OBJECTIVE A
Echo the scheduling passage from "In ICA, a country" to "and imperialist competition." word for word.
------------------------------------------------------------
The DUPMSP is the extended version of the unrelated parallel machine scheduling problem (PMSP). The PMSP with total tardiness is NP-hard, so the DUPMSP with total tardiness is also NP-hard. When all parallel machines are identical and the objective is the makespan, any two machines are symmetrical to each other, for example for $M_{s_f+1}$ and $M_{s_f+2}$, a job can be finished at the same time when it is processed on these two machines, respectively. In the DUPMSP, there is a certain amount of destruction of the above symmetry; however, the symmetry still exists.

For the DUPMSP with total tardiness, it consists of three sub-problems: factory assignment, machine assignment, and scheduling. Factory assignment is used to decide which jobs are allocated into each factory, and machine assignment is for selecting an appropriate machine for each job in a factory. Lei et al. [8] analyzed the strong coupled relation among sub-problems and pointed out that two assignment sub-problems can be integrated into an extended machine assignment, in which each job is allocated to one of W machines, not limited to a machine in a factory.

3. HICA for the DUPMSP

In ICA, a country represents a solution of the problem, and solutions in population P are categorized into two parts: imperialists and colonies, the former are some best solutions in P and the latter are all solutions of P except imperialists. The main steps of the ICA consist of the initial empires’ construction, assimilation, revolution, and imperialist competition.

In the existing ICA [34,36,41], the improvements are made by using new strategies on initial empires, assimilation, revolution, and imperialist competition; however, assimilation and revolution are frequently executed in the same ways for all empires and seldom implemented in terms of the characteristics of empires; on the other hand, if the strongest empire has the biggest normalized total cost ${\overline{TC}}_k$, then this empire wins likely in the imperialist competition, and colonies can be easily reallocated into the empire; as a result, premature removal may occur. A novel algorithm named the HICA is designed based on the above analyses.
------------------------------------------------------------
OBJECTIVE B
Return each line of the records that contains the string "plus".

DATASET RECORDS
------------------------------------------------------------
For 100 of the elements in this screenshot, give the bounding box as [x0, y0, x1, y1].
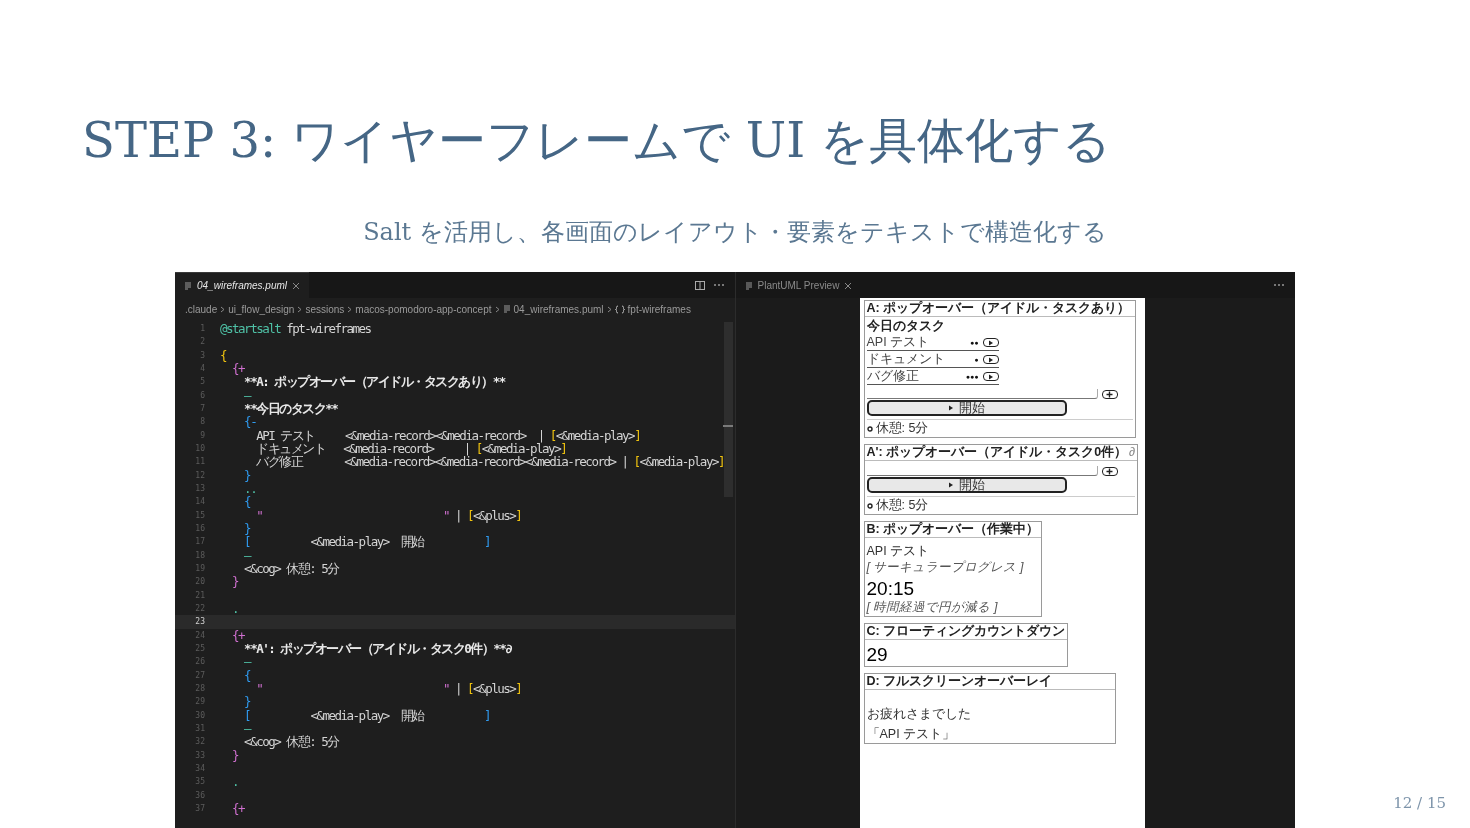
editor-tab[interactable]: 04_wireframes.puml — [175, 272, 310, 298]
line-number: 20 — [194, 577, 206, 587]
start-button[interactable]: 開始 — [866, 400, 1067, 416]
line-number: 32 — [194, 737, 206, 747]
code-line: **A: ポップオーバー（アイドル・タスクあり）** — [244, 375, 505, 389]
add-button[interactable] — [1101, 466, 1118, 476]
code-line: API テスト <&media-record><&media-record> | [<&media-play>] — [256, 428, 641, 442]
scrollbar-thumb[interactable] — [723, 322, 733, 497]
file-icon — [744, 281, 753, 290]
task-name: ドキュメント — [866, 351, 946, 368]
label-text: 「API テスト」 — [866, 727, 957, 742]
play-icon — [948, 405, 954, 411]
code-line: } — [243, 522, 251, 536]
breadcrumb-item[interactable]: .claude — [185, 303, 218, 315]
breadcrumb-item[interactable]: 04_wireframes.puml — [513, 303, 604, 315]
input-field[interactable] — [866, 389, 1098, 399]
breadcrumb-item[interactable]: macos-pomodoro-app-concept — [355, 303, 492, 315]
frame-title: C: フローティングカウントダウン — [864, 624, 1068, 640]
code-line: <&cog> 休憩: 5分 — [243, 735, 339, 749]
line-number: 27 — [194, 670, 206, 680]
task-name: バグ修正 — [866, 368, 920, 385]
line-number: 31 — [194, 724, 206, 733]
line-number: 21 — [194, 590, 206, 600]
code-line: } — [243, 468, 251, 482]
split-editor-icon[interactable] — [694, 280, 705, 290]
code-line: " " | [<&plus>] — [255, 508, 522, 522]
code-line: ドキュメント <&media-record> | [<&media-play>] — [255, 442, 567, 456]
gear-icon — [866, 425, 873, 432]
code-line: — — [243, 722, 251, 735]
line-number: 12 — [194, 470, 206, 480]
line-number: 11 — [194, 457, 206, 467]
file-icon — [184, 281, 192, 290]
chevron-icon — [606, 305, 612, 313]
play-icon — [948, 482, 954, 488]
line-number: 2 — [199, 337, 206, 347]
more-icon[interactable] — [1273, 283, 1285, 287]
more-icon[interactable] — [712, 283, 725, 287]
breadcrumb-item[interactable]: fpt-wireframes — [627, 303, 691, 315]
line-number: 10 — [194, 444, 206, 454]
breadcrumb-item[interactable]: ui_flow_design — [228, 303, 295, 315]
play-button[interactable] — [982, 355, 999, 364]
add-button[interactable] — [1101, 389, 1118, 399]
line-number: 14 — [194, 497, 206, 507]
line-number: 19 — [194, 564, 206, 574]
chevron-icon — [347, 305, 353, 313]
break-setting: 休憩: 5分 — [875, 421, 929, 436]
play-button[interactable] — [982, 338, 999, 347]
code-line: [ <&media-play> 開始 ] — [243, 708, 491, 722]
line-number: 25 — [194, 644, 206, 654]
line-number: 16 — [194, 524, 206, 534]
line-number: 29 — [194, 697, 206, 707]
line-number: 1 — [199, 324, 206, 334]
code-line: { — [220, 348, 227, 362]
code-line: { — [243, 495, 251, 509]
breadcrumb-item[interactable]: sessions — [305, 303, 345, 315]
slide-subtitle: Salt を活用し、各画面のレイアウト・要素をテキストで構造化する — [363, 217, 1107, 248]
frame-title: A: ポップオーバー（アイドル・タスクあり） — [864, 301, 1135, 317]
minimap-marker — [722, 425, 733, 427]
code-line: } — [243, 695, 251, 709]
play-button[interactable] — [982, 372, 999, 381]
code-line: [ <&media-play> 開始 ] — [243, 535, 491, 549]
start-button[interactable]: 開始 — [866, 477, 1067, 493]
line-number: 4 — [199, 364, 206, 374]
code-line: — — [243, 388, 251, 402]
line-number: 17 — [194, 537, 206, 547]
code-line: . — [231, 775, 239, 789]
code-line: <&cog> 休憩: 5分 — [243, 562, 339, 576]
timer-text: 20:15 — [866, 578, 916, 599]
code-line: {+ — [231, 362, 245, 376]
label-text: API テスト — [866, 544, 931, 559]
note-text: [ 時間経過で円が減る ] — [866, 600, 999, 615]
code-line: } — [231, 748, 239, 762]
close-icon[interactable] — [292, 281, 301, 290]
gear-icon — [866, 502, 873, 509]
frame-title: B: ポップオーバー（作業中） — [864, 522, 1042, 538]
line-number: 24 — [194, 630, 206, 640]
line-number: 13 — [194, 484, 206, 494]
plus-icon — [1106, 467, 1113, 475]
frame-title: A': ポップオーバー（アイドル・タスク0件） ∂ — [864, 445, 1138, 461]
slide-title: STEP 3: ワイヤーフレームで UI を具体化する — [82, 111, 1113, 170]
play-icon — [987, 356, 994, 363]
code-line: **今日のタスク** — [243, 402, 338, 416]
close-icon[interactable] — [844, 281, 853, 290]
code-line: .. — [243, 482, 257, 496]
code-line: **A': ポップオーバー（アイドル・タスク0件）**∂ — [244, 642, 512, 656]
code-line: バグ修正 <&media-record><&media-record><&media-record> | [<&media-play>] — [255, 455, 724, 469]
chevron-icon — [297, 305, 303, 313]
note-text: [ サーキュラープログレス ] — [866, 560, 1025, 575]
code-line: { — [243, 668, 251, 682]
line-number: 22 — [194, 604, 206, 614]
chevron-icon — [220, 305, 226, 313]
code-line: {+ — [231, 801, 245, 815]
input-field[interactable] — [866, 466, 1098, 476]
timer-text: 29 — [866, 644, 889, 665]
file-icon — [502, 305, 511, 313]
code-line: " " | [<&plus>] — [255, 682, 522, 695]
line-number: 26 — [194, 657, 206, 667]
line-number: 23 — [194, 617, 206, 627]
break-setting: 休憩: 5分 — [875, 498, 929, 513]
code-line: — — [243, 655, 251, 669]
------------------------------------------------------------
TASK RESULT A
In ICA, a country represents a solution of the problem, and solutions in population P are categorized into two parts: imperialists and colonies, the former are some best solutions in P and the latter are all solutions of P except imperialists. The main steps of the ICA consist of the initial empires’ construction, assimilation, revolution, and imperialist competition.

TASK RESULT B
code-line: " " | [<&plus>] — [255, 508, 522, 522]
plus-icon — [1106, 467, 1113, 475]
code-line: " " | [<&plus>] — [255, 682, 522, 695]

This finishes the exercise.